Source records:
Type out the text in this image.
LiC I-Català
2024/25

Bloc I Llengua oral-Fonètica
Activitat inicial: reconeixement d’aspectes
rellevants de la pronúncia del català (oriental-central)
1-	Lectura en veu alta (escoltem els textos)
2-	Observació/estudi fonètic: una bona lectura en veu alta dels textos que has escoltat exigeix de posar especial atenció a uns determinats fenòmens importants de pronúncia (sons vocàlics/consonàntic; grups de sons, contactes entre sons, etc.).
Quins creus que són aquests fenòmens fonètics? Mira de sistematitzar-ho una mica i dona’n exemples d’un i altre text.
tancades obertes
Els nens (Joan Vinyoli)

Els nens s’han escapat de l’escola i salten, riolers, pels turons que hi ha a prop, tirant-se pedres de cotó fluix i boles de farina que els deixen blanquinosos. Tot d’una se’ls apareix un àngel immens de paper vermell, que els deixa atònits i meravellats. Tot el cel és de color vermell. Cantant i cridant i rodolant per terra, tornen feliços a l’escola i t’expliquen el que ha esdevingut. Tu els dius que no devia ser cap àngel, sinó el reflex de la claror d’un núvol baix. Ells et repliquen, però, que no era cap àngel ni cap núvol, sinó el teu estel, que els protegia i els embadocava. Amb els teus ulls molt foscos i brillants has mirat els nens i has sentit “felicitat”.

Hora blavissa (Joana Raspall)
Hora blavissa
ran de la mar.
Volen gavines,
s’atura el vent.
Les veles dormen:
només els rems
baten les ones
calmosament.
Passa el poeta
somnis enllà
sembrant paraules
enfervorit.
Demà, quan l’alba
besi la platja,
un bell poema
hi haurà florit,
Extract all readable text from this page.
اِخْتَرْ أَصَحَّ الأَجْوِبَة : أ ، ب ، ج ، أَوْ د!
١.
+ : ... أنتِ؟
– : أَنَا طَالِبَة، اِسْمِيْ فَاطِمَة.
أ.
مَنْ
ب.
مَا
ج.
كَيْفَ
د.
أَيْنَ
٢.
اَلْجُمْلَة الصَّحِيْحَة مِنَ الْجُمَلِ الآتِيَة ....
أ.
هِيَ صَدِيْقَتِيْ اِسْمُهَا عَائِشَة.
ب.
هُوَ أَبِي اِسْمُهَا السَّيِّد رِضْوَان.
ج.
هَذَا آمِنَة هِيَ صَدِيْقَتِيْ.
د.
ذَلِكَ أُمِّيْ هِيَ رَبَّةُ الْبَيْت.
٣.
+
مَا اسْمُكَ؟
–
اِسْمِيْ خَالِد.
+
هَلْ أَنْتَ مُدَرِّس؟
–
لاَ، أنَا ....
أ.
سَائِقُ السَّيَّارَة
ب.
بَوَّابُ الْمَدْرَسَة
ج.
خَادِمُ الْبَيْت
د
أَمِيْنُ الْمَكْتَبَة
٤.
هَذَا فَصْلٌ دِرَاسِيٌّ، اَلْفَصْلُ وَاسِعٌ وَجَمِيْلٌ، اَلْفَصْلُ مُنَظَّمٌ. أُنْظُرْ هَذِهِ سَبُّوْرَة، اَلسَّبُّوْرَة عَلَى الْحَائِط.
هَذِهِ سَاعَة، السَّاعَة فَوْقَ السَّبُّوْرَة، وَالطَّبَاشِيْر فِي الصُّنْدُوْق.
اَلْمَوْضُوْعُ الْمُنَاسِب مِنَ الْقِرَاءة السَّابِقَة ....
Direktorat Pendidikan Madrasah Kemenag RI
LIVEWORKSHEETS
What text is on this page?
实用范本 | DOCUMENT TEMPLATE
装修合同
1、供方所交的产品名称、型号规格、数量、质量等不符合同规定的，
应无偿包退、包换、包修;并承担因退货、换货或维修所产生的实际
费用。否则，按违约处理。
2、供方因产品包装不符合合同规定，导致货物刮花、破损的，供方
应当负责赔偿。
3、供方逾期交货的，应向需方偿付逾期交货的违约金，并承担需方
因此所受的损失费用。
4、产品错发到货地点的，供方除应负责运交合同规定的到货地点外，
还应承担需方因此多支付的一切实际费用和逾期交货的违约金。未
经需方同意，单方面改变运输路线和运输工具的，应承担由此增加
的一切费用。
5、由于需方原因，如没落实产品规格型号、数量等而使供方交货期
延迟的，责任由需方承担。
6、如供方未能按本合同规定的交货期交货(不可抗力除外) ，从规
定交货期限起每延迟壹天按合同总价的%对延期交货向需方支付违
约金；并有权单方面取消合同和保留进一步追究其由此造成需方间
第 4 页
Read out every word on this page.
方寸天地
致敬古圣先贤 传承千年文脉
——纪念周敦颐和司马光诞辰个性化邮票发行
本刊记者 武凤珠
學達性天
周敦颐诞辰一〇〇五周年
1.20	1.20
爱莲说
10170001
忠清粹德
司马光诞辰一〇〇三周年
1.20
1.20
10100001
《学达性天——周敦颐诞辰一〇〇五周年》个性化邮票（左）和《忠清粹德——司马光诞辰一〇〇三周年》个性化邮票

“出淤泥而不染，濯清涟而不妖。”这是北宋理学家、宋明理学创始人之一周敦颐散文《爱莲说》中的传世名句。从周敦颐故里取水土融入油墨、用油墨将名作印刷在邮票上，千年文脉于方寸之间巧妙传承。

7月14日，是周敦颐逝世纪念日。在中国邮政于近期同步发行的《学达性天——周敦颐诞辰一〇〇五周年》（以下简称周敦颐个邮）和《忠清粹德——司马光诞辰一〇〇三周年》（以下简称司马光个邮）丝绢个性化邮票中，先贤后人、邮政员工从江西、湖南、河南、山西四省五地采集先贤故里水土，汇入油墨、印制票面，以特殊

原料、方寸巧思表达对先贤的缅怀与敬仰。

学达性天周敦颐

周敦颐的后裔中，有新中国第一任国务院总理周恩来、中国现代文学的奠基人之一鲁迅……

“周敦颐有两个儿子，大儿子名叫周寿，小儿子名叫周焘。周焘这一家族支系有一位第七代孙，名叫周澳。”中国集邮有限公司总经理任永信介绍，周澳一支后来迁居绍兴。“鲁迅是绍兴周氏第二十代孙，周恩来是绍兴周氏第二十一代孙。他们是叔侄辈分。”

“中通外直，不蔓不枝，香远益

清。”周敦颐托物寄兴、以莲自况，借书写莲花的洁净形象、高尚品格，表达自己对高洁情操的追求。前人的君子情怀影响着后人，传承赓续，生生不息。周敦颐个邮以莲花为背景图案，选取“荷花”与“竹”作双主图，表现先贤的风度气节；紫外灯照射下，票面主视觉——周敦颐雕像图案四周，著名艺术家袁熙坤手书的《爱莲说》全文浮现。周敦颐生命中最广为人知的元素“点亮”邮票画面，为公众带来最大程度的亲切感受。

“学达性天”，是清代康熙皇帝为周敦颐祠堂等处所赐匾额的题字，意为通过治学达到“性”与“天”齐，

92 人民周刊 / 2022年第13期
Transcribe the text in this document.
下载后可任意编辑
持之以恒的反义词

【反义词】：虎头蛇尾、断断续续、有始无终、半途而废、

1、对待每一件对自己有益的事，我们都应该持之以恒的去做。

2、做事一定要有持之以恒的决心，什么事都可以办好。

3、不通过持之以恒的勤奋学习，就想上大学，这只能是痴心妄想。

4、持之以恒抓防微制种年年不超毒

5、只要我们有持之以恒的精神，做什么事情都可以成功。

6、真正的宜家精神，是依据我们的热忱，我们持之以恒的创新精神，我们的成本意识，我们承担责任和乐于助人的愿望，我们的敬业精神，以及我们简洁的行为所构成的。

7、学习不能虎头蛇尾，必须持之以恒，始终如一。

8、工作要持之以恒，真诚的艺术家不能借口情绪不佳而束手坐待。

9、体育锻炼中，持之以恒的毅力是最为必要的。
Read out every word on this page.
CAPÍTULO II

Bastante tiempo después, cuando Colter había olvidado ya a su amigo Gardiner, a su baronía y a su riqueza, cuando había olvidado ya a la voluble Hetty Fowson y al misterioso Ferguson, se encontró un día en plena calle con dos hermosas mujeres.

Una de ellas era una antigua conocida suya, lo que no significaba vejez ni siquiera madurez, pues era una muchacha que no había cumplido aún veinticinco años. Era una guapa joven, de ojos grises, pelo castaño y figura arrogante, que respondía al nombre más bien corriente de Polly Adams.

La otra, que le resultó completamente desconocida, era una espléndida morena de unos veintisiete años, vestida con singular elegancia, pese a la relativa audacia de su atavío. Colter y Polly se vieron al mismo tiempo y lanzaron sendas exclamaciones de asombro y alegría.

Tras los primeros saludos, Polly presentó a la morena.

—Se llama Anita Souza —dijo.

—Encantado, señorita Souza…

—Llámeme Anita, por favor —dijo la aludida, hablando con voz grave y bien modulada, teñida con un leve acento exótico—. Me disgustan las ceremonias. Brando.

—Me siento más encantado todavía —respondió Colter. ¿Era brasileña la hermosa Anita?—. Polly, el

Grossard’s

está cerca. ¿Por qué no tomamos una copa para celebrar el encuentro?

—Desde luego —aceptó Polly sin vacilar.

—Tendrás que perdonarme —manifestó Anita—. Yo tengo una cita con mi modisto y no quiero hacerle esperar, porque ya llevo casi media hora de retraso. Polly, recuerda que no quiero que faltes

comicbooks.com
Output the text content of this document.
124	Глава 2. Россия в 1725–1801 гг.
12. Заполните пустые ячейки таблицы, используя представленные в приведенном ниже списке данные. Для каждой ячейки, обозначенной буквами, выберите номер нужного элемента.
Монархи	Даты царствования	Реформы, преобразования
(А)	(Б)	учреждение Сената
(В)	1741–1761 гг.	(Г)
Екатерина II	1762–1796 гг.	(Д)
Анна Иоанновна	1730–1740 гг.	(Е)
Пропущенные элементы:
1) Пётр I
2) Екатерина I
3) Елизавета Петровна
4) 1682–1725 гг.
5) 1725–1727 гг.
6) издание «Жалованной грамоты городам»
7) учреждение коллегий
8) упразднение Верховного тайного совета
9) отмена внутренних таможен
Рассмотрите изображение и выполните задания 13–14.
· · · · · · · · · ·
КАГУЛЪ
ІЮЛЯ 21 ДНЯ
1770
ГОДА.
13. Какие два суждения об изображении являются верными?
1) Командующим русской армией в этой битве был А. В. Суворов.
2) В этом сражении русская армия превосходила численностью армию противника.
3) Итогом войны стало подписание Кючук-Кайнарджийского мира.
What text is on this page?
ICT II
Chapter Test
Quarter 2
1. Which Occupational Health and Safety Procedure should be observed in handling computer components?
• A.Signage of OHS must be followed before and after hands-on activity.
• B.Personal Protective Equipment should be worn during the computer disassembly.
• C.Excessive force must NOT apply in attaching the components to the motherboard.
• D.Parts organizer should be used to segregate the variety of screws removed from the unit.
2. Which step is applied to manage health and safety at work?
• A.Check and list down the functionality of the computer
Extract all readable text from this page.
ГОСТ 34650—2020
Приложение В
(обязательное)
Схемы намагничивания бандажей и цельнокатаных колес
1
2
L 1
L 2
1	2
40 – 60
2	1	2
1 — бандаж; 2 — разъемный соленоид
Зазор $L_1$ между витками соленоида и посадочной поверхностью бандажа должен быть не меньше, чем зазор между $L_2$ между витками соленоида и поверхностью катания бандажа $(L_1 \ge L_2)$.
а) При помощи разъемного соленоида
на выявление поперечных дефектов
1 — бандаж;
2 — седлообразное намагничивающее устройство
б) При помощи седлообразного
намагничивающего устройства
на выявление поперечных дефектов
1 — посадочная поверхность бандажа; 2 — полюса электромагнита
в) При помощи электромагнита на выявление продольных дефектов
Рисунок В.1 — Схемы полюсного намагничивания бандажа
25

• To be done: Select, from the listing, all lines that include the word "намагничивания".

• Response to the task:
Схемы намагничивания бандажей и цельнокатаных колес
Рисунок В.1 — Схемы полюсного намагничивания бандажа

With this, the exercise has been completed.